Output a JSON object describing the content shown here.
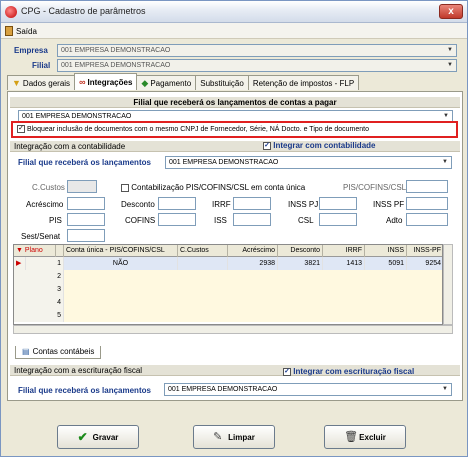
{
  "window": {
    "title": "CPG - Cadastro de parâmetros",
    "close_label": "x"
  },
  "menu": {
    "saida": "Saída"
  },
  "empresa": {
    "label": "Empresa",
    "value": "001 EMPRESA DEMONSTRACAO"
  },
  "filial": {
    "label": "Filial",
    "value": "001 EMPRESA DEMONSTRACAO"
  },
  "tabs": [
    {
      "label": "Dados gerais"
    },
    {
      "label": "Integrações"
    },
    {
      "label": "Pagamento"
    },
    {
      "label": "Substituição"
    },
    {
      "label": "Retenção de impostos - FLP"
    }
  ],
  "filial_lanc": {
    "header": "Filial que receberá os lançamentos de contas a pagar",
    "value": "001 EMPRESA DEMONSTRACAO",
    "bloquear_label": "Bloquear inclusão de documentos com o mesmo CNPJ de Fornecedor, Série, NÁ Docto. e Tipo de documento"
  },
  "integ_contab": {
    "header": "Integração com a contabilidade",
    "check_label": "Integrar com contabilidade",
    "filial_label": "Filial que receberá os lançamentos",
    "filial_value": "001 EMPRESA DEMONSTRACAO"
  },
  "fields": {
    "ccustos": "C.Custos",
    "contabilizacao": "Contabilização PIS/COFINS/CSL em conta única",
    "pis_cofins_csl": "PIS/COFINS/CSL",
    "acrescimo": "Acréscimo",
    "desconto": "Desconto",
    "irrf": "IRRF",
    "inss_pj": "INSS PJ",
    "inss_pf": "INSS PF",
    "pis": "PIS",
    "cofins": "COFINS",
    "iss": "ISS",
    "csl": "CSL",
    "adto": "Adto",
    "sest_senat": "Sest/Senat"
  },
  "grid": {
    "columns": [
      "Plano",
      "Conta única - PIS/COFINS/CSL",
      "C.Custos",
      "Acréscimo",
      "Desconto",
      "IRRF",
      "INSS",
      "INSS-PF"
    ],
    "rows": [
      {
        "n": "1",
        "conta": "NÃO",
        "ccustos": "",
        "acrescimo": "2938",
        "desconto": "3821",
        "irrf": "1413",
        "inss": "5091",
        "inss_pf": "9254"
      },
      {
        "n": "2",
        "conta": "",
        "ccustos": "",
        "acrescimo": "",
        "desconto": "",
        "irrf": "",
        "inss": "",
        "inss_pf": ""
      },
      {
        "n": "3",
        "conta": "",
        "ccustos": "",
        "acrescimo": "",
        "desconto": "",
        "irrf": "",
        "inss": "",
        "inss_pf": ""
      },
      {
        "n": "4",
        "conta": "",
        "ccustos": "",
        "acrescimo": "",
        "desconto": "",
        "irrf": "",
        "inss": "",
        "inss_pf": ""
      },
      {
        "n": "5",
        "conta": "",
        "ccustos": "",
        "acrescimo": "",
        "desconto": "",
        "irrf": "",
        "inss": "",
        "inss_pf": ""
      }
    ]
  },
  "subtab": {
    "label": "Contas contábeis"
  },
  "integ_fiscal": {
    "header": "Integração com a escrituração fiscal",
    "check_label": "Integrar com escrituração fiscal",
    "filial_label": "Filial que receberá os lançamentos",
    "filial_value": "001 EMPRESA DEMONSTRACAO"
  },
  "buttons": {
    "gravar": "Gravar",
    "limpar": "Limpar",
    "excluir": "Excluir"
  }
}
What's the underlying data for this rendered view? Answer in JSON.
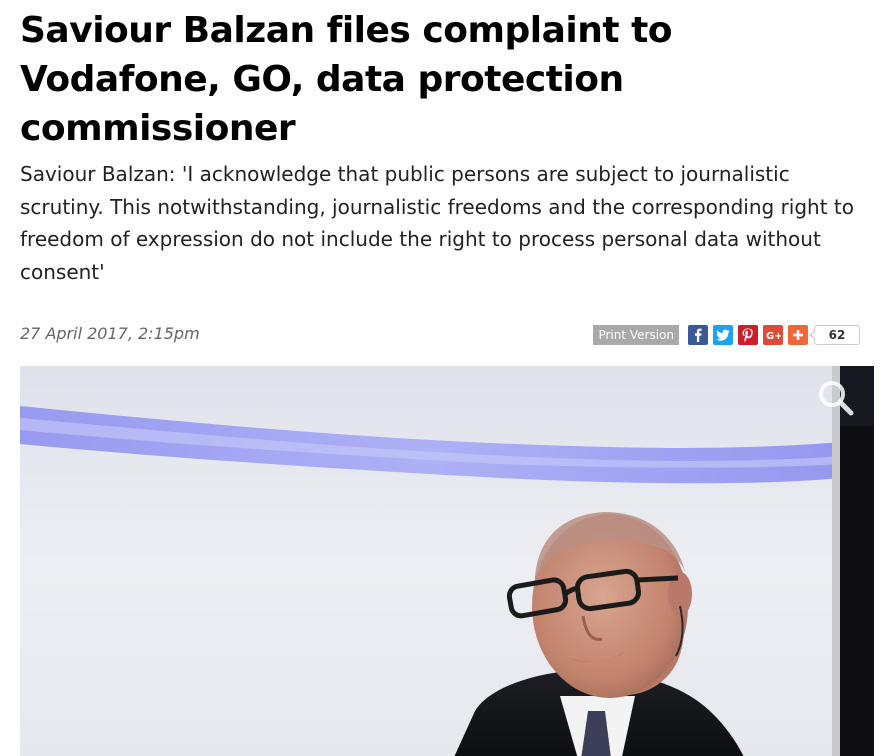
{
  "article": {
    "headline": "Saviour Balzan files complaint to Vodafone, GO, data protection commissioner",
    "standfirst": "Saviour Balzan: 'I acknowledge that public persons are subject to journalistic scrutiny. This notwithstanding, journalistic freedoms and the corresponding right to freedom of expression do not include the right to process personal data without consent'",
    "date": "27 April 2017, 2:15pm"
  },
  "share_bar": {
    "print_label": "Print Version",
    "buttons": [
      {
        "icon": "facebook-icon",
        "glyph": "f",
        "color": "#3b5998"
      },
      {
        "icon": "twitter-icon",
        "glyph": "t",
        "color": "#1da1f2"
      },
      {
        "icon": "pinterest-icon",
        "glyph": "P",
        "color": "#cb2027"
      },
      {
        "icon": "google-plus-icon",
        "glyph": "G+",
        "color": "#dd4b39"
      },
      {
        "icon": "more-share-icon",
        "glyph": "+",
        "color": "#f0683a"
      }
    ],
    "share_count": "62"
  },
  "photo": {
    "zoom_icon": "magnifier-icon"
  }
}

**PROBLEM DETAILS**
Copy each line holding the word "Balzan" from the listing above.

**SOLUTION TO THIS PROBLEM**
    "headline": "Saviour Balzan files complaint to Vodafone, GO, data protection commissioner",
    "standfirst": "Saviour Balzan: 'I acknowledge that public persons are subject to journalistic scrutiny. This notwithstanding, journalistic freedoms and the corresponding right to freedom of expression do not include the right to process personal data without consent'",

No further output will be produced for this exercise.